Stated goal
Reproduce all entries precisely, down to the last character.
________________
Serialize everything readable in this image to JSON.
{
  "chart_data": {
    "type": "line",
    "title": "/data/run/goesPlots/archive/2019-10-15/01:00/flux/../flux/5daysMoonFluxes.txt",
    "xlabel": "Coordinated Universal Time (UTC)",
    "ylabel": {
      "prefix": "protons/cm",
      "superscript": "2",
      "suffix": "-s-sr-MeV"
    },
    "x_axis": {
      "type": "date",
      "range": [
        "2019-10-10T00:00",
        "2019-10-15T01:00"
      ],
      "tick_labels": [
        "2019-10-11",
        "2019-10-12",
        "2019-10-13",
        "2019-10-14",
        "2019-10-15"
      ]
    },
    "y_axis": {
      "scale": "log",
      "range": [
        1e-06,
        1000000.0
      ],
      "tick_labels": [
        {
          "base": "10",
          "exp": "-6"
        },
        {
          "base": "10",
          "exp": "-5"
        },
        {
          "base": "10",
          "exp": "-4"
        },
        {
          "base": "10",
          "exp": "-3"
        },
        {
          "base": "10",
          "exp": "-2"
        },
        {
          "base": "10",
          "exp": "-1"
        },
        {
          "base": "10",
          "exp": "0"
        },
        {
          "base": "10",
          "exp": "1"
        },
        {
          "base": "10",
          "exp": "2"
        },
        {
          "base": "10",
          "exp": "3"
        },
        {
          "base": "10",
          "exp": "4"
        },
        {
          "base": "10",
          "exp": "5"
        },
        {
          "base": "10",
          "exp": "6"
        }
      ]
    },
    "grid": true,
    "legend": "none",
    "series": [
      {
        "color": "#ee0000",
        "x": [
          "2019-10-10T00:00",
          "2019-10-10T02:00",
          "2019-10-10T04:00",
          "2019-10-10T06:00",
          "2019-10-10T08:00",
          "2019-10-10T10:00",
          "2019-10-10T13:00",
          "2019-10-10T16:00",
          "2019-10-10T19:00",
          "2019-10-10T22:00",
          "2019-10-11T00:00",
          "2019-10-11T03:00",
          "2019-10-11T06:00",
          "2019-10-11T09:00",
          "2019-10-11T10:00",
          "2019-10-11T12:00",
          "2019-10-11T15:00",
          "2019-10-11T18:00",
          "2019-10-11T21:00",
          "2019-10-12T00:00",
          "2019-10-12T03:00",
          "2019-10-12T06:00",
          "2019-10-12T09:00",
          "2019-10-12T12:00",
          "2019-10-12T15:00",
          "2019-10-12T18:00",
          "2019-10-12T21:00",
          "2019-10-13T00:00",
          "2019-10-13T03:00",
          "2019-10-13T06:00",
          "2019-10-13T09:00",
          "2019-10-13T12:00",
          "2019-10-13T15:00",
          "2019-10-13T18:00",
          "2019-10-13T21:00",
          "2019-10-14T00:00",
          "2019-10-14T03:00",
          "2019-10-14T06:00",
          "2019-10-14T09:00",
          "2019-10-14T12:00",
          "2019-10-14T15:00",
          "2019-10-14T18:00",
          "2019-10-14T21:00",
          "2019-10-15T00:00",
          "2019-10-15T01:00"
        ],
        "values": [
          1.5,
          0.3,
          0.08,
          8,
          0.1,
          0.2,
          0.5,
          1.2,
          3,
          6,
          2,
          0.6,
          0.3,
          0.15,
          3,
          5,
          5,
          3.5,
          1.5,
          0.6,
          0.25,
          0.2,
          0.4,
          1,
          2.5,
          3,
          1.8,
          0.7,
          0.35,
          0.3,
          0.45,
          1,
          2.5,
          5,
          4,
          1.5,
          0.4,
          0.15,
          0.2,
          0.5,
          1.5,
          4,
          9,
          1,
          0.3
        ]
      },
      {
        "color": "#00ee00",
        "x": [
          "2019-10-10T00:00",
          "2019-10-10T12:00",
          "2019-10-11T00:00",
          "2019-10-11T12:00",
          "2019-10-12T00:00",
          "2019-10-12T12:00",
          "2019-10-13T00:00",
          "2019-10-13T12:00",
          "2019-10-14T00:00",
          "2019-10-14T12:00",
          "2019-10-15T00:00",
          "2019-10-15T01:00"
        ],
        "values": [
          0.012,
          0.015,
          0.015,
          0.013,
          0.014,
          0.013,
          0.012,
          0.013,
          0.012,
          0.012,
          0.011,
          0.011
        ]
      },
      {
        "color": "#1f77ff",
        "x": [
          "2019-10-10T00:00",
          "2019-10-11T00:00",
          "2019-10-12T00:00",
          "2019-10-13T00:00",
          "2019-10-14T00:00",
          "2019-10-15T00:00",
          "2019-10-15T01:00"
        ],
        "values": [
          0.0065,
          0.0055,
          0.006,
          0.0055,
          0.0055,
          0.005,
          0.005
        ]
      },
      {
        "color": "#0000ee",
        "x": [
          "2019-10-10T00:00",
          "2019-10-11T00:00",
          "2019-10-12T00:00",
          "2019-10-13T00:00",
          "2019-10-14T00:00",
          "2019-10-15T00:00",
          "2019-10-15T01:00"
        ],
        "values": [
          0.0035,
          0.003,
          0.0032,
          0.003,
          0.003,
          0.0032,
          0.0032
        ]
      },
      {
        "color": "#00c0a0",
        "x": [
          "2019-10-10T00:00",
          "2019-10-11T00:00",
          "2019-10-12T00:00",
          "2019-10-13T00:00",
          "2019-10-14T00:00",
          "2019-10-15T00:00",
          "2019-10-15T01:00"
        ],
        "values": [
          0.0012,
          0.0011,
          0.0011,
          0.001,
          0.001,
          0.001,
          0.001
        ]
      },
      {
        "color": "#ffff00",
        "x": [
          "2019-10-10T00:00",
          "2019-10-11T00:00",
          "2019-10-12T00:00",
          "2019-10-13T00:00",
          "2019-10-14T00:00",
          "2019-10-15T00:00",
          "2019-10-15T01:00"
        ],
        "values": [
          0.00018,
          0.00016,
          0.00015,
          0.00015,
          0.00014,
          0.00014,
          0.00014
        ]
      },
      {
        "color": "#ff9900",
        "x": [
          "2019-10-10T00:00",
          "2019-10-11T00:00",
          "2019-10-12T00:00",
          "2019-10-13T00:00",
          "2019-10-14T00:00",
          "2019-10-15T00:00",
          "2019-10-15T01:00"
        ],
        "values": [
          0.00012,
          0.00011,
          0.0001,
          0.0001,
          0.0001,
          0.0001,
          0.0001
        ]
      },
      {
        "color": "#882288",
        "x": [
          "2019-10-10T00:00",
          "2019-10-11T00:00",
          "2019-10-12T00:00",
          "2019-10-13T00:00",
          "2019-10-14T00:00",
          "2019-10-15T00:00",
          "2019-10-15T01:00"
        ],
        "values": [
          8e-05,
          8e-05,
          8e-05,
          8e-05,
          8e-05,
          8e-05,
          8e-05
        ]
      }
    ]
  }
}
________________
Exercise result
Serialize everything readable in this image to JSON.
{
  "chart_data": {
    "type": "line",
    "title": "/data/run/goesPlots/archive/2019-10-15/01:00/flux/../flux/5daysMoonFluxes.txt",
    "xlabel": "Coordinated Universal Time (UTC)",
    "ylabel": {
      "prefix": "protons/cm",
      "superscript": "2",
      "suffix": "-s-sr-MeV"
    },
    "x_axis": {
      "type": "date",
      "range": [
        "2019-10-10T00:00",
        "2019-10-15T01:00"
      ],
      "tick_labels": [
        "2019-10-11",
        "2019-10-12",
        "2019-10-13",
        "2019-10-14",
        "2019-10-15"
      ]
    },
    "y_axis": {
      "scale": "log",
      "range": [
        1e-06,
        1000000.0
      ],
      "tick_labels": [
        {
          "base": "10",
          "exp": "-6"
        },
        {
          "base": "10",
          "exp": "-5"
        },
        {
          "base": "10",
          "exp": "-4"
        },
        {
          "base": "10",
          "exp": "-3"
        },
        {
          "base": "10",
          "exp": "-2"
        },
        {
          "base": "10",
          "exp": "-1"
        },
        {
          "base": "10",
          "exp": "0"
        },
        {
          "base": "10",
          "exp": "1"
        },
        {
          "base": "10",
          "exp": "2"
        },
        {
          "base": "10",
          "exp": "3"
        },
        {
          "base": "10",
          "exp": "4"
        },
        {
          "base": "10",
          "exp": "5"
        },
        {
          "base": "10",
          "exp": "6"
        }
      ]
    },
    "grid": true,
    "legend": "none",
    "series": [
      {
        "color": "#ee0000",
        "x": [
          "2019-10-10T00:00",
          "2019-10-10T02:00",
          "2019-10-10T04:00",
          "2019-10-10T06:00",
          "2019-10-10T08:00",
          "2019-10-10T10:00",
          "2019-10-10T13:00",
          "2019-10-10T16:00",
          "2019-10-10T19:00",
          "2019-10-10T22:00",
          "2019-10-11T00:00",
          "2019-10-11T03:00",
          "2019-10-11T06:00",
          "2019-10-11T09:00",
          "2019-10-11T10:00",
          "2019-10-11T12:00",
          "2019-10-11T15:00",
          "2019-10-11T18:00",
          "2019-10-11T21:00",
          "2019-10-12T00:00",
          "2019-10-12T03:00",
          "2019-10-12T06:00",
          "2019-10-12T09:00",
          "2019-10-12T12:00",
          "2019-10-12T15:00",
          "2019-10-12T18:00",
          "2019-10-12T21:00",
          "2019-10-13T00:00",
          "2019-10-13T03:00",
          "2019-10-13T06:00",
          "2019-10-13T09:00",
          "2019-10-13T12:00",
          "2019-10-13T15:00",
          "2019-10-13T18:00",
          "2019-10-13T21:00",
          "2019-10-14T00:00",
          "2019-10-14T03:00",
          "2019-10-14T06:00",
          "2019-10-14T09:00",
          "2019-10-14T12:00",
          "2019-10-14T15:00",
          "2019-10-14T18:00",
          "2019-10-14T21:00",
          "2019-10-15T00:00",
          "2019-10-15T01:00"
        ],
        "values": [
          1.5,
          0.3,
          0.08,
          8,
          0.1,
          0.2,
          0.5,
          1.2,
          3,
          6,
          2,
          0.6,
          0.3,
          0.15,
          3,
          5,
          5,
          3.5,
          1.5,
          0.6,
          0.25,
          0.2,
          0.4,
          1,
          2.5,
          3,
          1.8,
          0.7,
          0.35,
          0.3,
          0.45,
          1,
          2.5,
          5,
          4,
          1.5,
          0.4,
          0.15,
          0.2,
          0.5,
          1.5,
          4,
          9,
          1,
          0.3
        ]
      },
      {
        "color": "#00ee00",
        "x": [
          "2019-10-10T00:00",
          "2019-10-10T12:00",
          "2019-10-11T00:00",
          "2019-10-11T12:00",
          "2019-10-12T00:00",
          "2019-10-12T12:00",
          "2019-10-13T00:00",
          "2019-10-13T12:00",
          "2019-10-14T00:00",
          "2019-10-14T12:00",
          "2019-10-15T00:00",
          "2019-10-15T01:00"
        ],
        "values": [
          0.012,
          0.015,
          0.015,
          0.013,
          0.014,
          0.013,
          0.012,
          0.013,
          0.012,
          0.012,
          0.011,
          0.011
        ]
      },
      {
        "color": "#1f77ff",
        "x": [
          "2019-10-10T00:00",
          "2019-10-11T00:00",
          "2019-10-12T00:00",
          "2019-10-13T00:00",
          "2019-10-14T00:00",
          "2019-10-15T00:00",
          "2019-10-15T01:00"
        ],
        "values": [
          0.0065,
          0.0055,
          0.006,
          0.0055,
          0.0055,
          0.005,
          0.005
        ]
      },
      {
        "color": "#0000ee",
        "x": [
          "2019-10-10T00:00",
          "2019-10-11T00:00",
          "2019-10-12T00:00",
          "2019-10-13T00:00",
          "2019-10-14T00:00",
          "2019-10-15T00:00",
          "2019-10-15T01:00"
        ],
        "values": [
          0.0035,
          0.003,
          0.0032,
          0.003,
          0.003,
          0.0032,
          0.0032
        ]
      },
      {
        "color": "#00c0a0",
        "x": [
          "2019-10-10T00:00",
          "2019-10-11T00:00",
          "2019-10-12T00:00",
          "2019-10-13T00:00",
          "2019-10-14T00:00",
          "2019-10-15T00:00",
          "2019-10-15T01:00"
        ],
        "values": [
          0.0012,
          0.0011,
          0.0011,
          0.001,
          0.001,
          0.001,
          0.001
        ]
      },
      {
        "color": "#ffff00",
        "x": [
          "2019-10-10T00:00",
          "2019-10-11T00:00",
          "2019-10-12T00:00",
          "2019-10-13T00:00",
          "2019-10-14T00:00",
          "2019-10-15T00:00",
          "2019-10-15T01:00"
        ],
        "values": [
          0.00018,
          0.00016,
          0.00015,
          0.00015,
          0.00014,
          0.00014,
          0.00014
        ]
      },
      {
        "color": "#ff9900",
        "x": [
          "2019-10-10T00:00",
          "2019-10-11T00:00",
          "2019-10-12T00:00",
          "2019-10-13T00:00",
          "2019-10-14T00:00",
          "2019-10-15T00:00",
          "2019-10-15T01:00"
        ],
        "values": [
          0.00012,
          0.00011,
          0.0001,
          0.0001,
          0.0001,
          0.0001,
          0.0001
        ]
      },
      {
        "color": "#882288",
        "x": [
          "2019-10-10T00:00",
          "2019-10-11T00:00",
          "2019-10-12T00:00",
          "2019-10-13T00:00",
          "2019-10-14T00:00",
          "2019-10-15T00:00",
          "2019-10-15T01:00"
        ],
        "values": [
          8e-05,
          8e-05,
          8e-05,
          8e-05,
          8e-05,
          8e-05,
          8e-05
        ]
      }
    ]
  }
}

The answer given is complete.